[Dataset records]
►
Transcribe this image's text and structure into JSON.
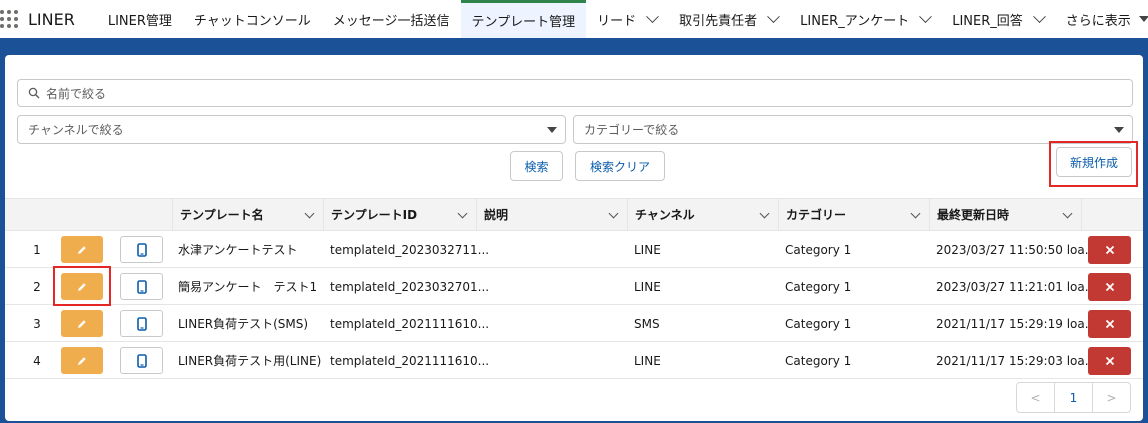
{
  "app": {
    "name": "LINER"
  },
  "nav": [
    {
      "label": "LINER管理",
      "dropdown": false,
      "active": false
    },
    {
      "label": "チャットコンソール",
      "dropdown": false,
      "active": false
    },
    {
      "label": "メッセージ一括送信",
      "dropdown": false,
      "active": false
    },
    {
      "label": "テンプレート管理",
      "dropdown": false,
      "active": true
    },
    {
      "label": "リード",
      "dropdown": true,
      "active": false
    },
    {
      "label": "取引先責任者",
      "dropdown": true,
      "active": false
    },
    {
      "label": "LINER_アンケート",
      "dropdown": true,
      "active": false
    },
    {
      "label": "LINER_回答",
      "dropdown": true,
      "active": false
    },
    {
      "label": "さらに表示",
      "dropdown": true,
      "active": false
    }
  ],
  "filters": {
    "search_placeholder": "名前で絞る",
    "channel_placeholder": "チャンネルで絞る",
    "category_placeholder": "カテゴリーで絞る"
  },
  "buttons": {
    "search": "検索",
    "clear": "検索クリア",
    "new": "新規作成"
  },
  "table": {
    "columns": [
      "テンプレート名",
      "テンプレートID",
      "説明",
      "チャンネル",
      "カテゴリー",
      "最終更新日時"
    ],
    "rows": [
      {
        "num": "1",
        "name": "水津アンケートテスト",
        "id": "templateId_2023032711...",
        "desc": "",
        "channel": "LINE",
        "category": "Category 1",
        "updated": "2023/03/27 11:50:50 loa..."
      },
      {
        "num": "2",
        "name": "簡易アンケート　テスト1",
        "id": "templateId_2023032701...",
        "desc": "",
        "channel": "LINE",
        "category": "Category 1",
        "updated": "2023/03/27 11:21:01 loa..."
      },
      {
        "num": "3",
        "name": "LINER負荷テスト(SMS)",
        "id": "templateId_2021111610...",
        "desc": "",
        "channel": "SMS",
        "category": "Category 1",
        "updated": "2021/11/17 15:29:19 loa..."
      },
      {
        "num": "4",
        "name": "LINER負荷テスト用(LINE)",
        "id": "templateId_2021111610...",
        "desc": "",
        "channel": "LINE",
        "category": "Category 1",
        "updated": "2021/11/17 15:29:03 loa..."
      }
    ]
  },
  "pagination": {
    "prev": "<",
    "current": "1",
    "next": ">"
  },
  "colors": {
    "edit": "#f0ad4e",
    "delete": "#c23934",
    "highlight": "#e32626",
    "accent": "#0b5cab"
  }
}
◄
Extract the full listing above verbatim; pictures are to be left out of the copy.

Problem solution —
Transcribe this image's text and structure into JSON.
{
  "app": {
    "name": "LINER"
  },
  "nav": [
    {
      "label": "LINER管理",
      "dropdown": false,
      "active": false
    },
    {
      "label": "チャットコンソール",
      "dropdown": false,
      "active": false
    },
    {
      "label": "メッセージ一括送信",
      "dropdown": false,
      "active": false
    },
    {
      "label": "テンプレート管理",
      "dropdown": false,
      "active": true
    },
    {
      "label": "リード",
      "dropdown": true,
      "active": false
    },
    {
      "label": "取引先責任者",
      "dropdown": true,
      "active": false
    },
    {
      "label": "LINER_アンケート",
      "dropdown": true,
      "active": false
    },
    {
      "label": "LINER_回答",
      "dropdown": true,
      "active": false
    },
    {
      "label": "さらに表示",
      "dropdown": true,
      "active": false
    }
  ],
  "filters": {
    "search_placeholder": "名前で絞る",
    "channel_placeholder": "チャンネルで絞る",
    "category_placeholder": "カテゴリーで絞る"
  },
  "buttons": {
    "search": "検索",
    "clear": "検索クリア",
    "new": "新規作成"
  },
  "table": {
    "columns": [
      "テンプレート名",
      "テンプレートID",
      "説明",
      "チャンネル",
      "カテゴリー",
      "最終更新日時"
    ],
    "rows": [
      {
        "num": "1",
        "name": "水津アンケートテスト",
        "id": "templateId_2023032711...",
        "desc": "",
        "channel": "LINE",
        "category": "Category 1",
        "updated": "2023/03/27 11:50:50 loa..."
      },
      {
        "num": "2",
        "name": "簡易アンケート　テスト1",
        "id": "templateId_2023032701...",
        "desc": "",
        "channel": "LINE",
        "category": "Category 1",
        "updated": "2023/03/27 11:21:01 loa..."
      },
      {
        "num": "3",
        "name": "LINER負荷テスト(SMS)",
        "id": "templateId_2021111610...",
        "desc": "",
        "channel": "SMS",
        "category": "Category 1",
        "updated": "2021/11/17 15:29:19 loa..."
      },
      {
        "num": "4",
        "name": "LINER負荷テスト用(LINE)",
        "id": "templateId_2021111610...",
        "desc": "",
        "channel": "LINE",
        "category": "Category 1",
        "updated": "2021/11/17 15:29:03 loa..."
      }
    ]
  },
  "pagination": {
    "prev": "<",
    "current": "1",
    "next": ">"
  },
  "colors": {
    "edit": "#f0ad4e",
    "delete": "#c23934",
    "highlight": "#e32626",
    "accent": "#0b5cab"
  }
}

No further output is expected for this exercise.